**YOUR OBJECTIVE:**
Can you find the lines of the listing that include "přenosu" and copy every one?

**MATERIAL:**
▬▬▬

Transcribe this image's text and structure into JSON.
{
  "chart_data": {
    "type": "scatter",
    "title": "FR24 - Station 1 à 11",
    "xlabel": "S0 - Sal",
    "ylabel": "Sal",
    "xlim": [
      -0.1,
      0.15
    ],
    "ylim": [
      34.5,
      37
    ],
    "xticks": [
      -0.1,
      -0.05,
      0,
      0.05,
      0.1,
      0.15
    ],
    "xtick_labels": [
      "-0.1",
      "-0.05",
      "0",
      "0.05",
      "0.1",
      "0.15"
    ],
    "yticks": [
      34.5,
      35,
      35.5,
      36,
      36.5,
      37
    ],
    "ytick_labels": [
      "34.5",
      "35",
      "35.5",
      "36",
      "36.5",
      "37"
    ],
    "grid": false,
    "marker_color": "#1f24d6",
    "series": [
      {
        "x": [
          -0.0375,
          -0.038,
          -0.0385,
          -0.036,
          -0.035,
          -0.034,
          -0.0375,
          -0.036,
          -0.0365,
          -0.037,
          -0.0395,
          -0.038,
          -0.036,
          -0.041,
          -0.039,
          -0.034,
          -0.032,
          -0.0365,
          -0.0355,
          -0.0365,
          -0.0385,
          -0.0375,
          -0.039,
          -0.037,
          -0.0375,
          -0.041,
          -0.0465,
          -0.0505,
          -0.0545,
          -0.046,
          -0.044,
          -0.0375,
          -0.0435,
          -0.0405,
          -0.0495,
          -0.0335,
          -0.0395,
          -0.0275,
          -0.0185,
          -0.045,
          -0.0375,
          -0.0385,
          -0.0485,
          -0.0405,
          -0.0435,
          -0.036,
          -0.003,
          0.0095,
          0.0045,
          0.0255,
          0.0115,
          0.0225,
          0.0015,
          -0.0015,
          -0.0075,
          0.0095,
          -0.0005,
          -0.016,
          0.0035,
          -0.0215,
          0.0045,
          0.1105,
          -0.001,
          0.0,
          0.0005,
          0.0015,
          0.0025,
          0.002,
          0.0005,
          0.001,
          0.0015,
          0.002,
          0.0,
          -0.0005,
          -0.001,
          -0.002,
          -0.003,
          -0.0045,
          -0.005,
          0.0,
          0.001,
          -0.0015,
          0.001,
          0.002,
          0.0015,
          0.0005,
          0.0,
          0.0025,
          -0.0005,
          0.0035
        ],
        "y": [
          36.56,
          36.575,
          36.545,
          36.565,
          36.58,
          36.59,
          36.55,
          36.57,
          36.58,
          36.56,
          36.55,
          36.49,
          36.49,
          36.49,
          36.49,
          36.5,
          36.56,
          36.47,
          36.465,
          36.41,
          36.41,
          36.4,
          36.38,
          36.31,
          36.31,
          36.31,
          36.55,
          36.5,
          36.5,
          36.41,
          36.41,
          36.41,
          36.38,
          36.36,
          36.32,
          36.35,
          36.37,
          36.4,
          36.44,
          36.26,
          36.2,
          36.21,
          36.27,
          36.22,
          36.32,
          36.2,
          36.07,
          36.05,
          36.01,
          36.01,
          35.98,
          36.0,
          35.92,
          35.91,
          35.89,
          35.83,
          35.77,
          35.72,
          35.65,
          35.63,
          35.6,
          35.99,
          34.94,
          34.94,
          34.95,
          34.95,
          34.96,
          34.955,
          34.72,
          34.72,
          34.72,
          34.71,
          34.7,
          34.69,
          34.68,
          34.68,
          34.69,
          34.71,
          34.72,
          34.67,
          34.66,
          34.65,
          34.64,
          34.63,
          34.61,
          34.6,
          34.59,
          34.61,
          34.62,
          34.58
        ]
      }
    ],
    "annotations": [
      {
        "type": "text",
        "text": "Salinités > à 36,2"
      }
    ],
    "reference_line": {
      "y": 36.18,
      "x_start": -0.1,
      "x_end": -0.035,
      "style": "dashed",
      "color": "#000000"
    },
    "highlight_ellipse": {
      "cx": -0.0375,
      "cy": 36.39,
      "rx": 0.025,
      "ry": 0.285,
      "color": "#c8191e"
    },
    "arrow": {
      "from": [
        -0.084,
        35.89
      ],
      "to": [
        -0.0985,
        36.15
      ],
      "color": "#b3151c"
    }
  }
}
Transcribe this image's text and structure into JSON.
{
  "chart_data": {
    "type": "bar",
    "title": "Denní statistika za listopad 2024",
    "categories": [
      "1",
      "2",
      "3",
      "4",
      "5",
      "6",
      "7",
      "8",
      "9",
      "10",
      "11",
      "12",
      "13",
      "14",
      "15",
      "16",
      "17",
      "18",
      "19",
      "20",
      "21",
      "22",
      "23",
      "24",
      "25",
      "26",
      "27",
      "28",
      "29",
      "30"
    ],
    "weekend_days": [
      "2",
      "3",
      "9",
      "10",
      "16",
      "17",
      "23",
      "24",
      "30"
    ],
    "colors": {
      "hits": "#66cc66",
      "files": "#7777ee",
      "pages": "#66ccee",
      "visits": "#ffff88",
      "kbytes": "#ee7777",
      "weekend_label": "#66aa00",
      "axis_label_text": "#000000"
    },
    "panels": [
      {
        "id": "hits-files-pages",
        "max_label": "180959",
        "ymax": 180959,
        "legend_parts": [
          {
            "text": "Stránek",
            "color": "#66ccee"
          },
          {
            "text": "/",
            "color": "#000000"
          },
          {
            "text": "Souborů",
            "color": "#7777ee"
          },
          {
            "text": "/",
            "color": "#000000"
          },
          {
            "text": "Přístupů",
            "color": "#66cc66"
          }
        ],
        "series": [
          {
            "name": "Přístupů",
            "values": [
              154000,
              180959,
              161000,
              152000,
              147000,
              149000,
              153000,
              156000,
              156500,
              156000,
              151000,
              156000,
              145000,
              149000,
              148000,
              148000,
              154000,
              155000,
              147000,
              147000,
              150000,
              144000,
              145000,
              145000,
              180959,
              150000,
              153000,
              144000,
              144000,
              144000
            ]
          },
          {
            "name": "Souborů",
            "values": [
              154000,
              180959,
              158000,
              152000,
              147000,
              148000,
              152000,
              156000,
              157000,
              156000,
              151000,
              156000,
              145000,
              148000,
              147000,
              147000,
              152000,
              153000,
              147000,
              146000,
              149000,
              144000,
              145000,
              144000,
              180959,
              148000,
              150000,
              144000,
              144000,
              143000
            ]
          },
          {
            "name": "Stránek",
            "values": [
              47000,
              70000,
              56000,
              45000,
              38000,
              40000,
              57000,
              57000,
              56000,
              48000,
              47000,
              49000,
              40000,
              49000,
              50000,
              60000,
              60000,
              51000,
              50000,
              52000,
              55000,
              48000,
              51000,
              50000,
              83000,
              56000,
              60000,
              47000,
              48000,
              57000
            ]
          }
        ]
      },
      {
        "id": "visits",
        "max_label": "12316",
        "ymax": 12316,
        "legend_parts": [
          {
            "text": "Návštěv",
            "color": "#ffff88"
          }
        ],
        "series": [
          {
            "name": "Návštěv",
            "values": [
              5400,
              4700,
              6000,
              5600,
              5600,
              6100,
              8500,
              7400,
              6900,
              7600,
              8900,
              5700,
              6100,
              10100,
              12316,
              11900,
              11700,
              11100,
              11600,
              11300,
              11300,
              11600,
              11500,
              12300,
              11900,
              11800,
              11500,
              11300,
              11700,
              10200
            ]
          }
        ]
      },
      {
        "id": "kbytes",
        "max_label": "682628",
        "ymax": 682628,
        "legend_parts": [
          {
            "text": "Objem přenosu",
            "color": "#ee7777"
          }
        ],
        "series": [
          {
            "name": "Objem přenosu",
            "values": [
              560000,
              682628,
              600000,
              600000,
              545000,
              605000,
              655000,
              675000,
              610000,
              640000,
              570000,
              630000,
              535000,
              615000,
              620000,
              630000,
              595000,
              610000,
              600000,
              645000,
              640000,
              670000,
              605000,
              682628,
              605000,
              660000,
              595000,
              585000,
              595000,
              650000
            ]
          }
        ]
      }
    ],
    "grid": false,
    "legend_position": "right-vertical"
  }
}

▬▬▬

**SOLUTION:**
            "text": "Objem přenosu",
            "name": "Objem přenosu",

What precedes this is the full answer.